Start Data for processing

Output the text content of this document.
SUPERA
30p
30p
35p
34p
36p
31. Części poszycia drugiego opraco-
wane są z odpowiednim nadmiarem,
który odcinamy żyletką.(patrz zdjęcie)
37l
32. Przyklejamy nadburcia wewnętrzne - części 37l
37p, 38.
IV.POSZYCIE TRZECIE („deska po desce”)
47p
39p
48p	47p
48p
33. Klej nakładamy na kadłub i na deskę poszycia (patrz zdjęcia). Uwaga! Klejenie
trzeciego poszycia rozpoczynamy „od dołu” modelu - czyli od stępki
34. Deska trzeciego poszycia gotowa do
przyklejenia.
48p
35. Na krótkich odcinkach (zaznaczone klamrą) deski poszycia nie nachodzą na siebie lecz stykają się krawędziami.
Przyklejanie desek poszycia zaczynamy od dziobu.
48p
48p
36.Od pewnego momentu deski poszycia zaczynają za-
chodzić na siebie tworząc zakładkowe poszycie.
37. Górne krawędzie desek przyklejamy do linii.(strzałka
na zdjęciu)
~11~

End Data for processing
Start Data for processing

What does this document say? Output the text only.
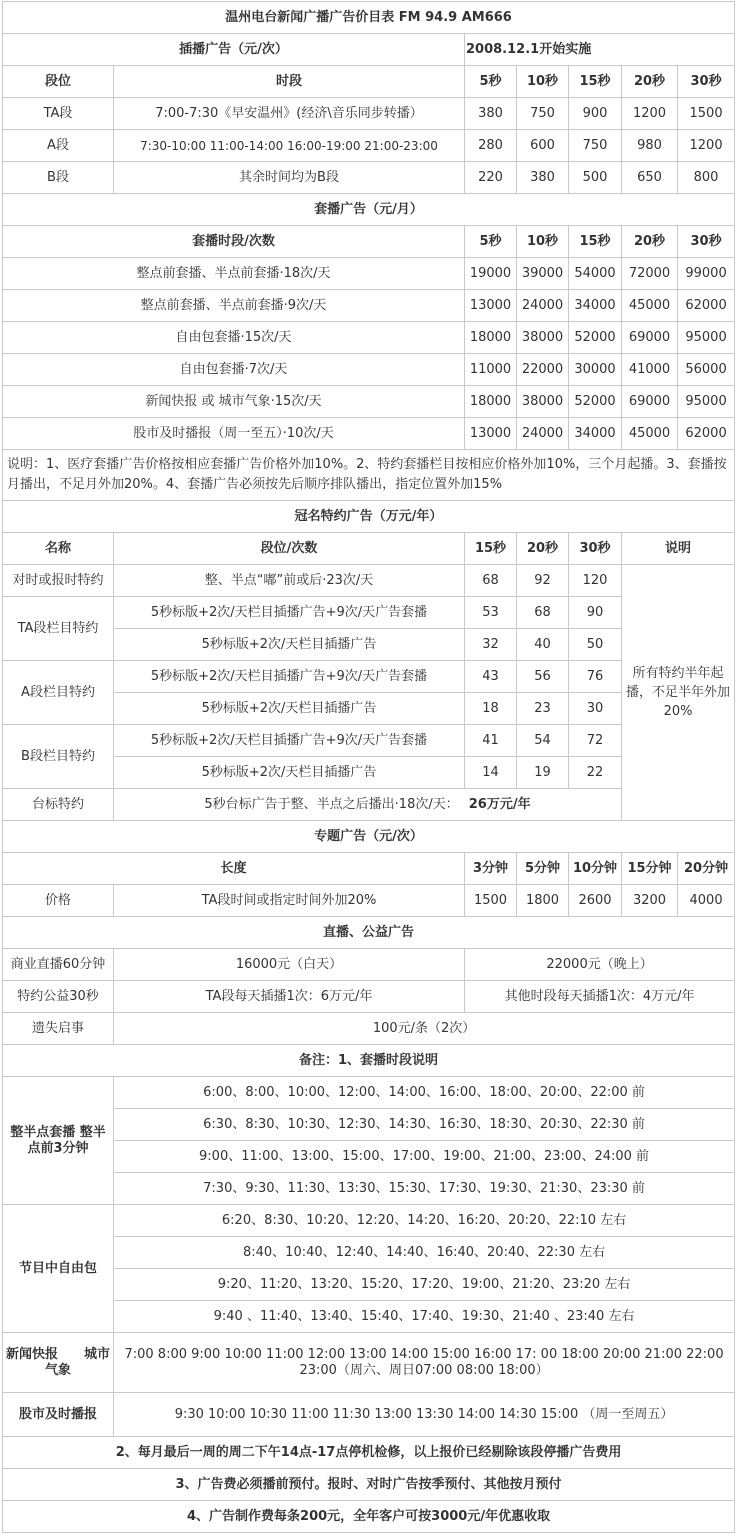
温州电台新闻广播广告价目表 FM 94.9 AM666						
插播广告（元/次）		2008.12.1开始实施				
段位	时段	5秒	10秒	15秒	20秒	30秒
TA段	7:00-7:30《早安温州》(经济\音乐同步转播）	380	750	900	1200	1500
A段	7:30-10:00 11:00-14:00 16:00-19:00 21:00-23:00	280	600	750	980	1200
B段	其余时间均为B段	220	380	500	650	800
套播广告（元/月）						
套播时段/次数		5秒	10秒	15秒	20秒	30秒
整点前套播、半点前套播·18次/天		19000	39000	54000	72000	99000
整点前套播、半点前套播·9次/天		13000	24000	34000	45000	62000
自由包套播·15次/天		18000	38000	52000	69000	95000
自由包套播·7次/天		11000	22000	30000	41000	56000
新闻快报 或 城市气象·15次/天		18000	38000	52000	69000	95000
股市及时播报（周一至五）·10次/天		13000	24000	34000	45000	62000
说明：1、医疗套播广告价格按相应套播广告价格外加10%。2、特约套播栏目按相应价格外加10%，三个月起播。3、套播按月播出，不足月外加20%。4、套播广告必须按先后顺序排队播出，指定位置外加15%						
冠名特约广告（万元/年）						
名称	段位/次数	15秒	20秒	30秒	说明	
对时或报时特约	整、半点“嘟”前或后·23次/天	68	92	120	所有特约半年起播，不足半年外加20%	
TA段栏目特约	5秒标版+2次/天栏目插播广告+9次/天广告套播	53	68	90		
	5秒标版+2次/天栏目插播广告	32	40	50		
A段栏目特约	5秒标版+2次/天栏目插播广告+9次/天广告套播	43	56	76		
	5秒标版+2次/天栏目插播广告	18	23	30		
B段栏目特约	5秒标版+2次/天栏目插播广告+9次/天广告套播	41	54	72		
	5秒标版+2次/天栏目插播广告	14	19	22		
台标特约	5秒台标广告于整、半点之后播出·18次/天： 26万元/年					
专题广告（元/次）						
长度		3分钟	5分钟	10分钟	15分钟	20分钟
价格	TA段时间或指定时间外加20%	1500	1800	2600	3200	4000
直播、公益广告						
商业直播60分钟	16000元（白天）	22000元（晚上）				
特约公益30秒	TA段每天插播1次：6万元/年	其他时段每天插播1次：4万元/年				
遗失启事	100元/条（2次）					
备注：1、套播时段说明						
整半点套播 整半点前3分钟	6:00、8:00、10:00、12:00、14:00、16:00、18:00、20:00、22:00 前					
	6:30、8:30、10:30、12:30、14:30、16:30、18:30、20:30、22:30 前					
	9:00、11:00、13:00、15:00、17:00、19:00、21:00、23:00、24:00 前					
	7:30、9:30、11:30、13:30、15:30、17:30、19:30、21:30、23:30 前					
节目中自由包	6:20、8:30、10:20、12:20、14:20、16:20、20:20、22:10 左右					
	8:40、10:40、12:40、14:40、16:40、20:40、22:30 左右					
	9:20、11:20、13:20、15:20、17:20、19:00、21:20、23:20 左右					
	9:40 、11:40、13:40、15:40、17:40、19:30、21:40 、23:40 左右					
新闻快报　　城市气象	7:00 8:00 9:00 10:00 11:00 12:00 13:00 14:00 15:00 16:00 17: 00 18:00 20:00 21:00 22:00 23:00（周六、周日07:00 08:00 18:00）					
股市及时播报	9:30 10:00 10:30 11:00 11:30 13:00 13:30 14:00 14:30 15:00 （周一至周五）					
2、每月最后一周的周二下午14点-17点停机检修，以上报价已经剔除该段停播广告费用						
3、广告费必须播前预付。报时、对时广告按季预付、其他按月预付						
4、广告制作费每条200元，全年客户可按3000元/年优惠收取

End Data for processing

**What is being asked**:
Work out how many lines of the material above contain the word "this", then give only that figure.

**Exercise result**:
2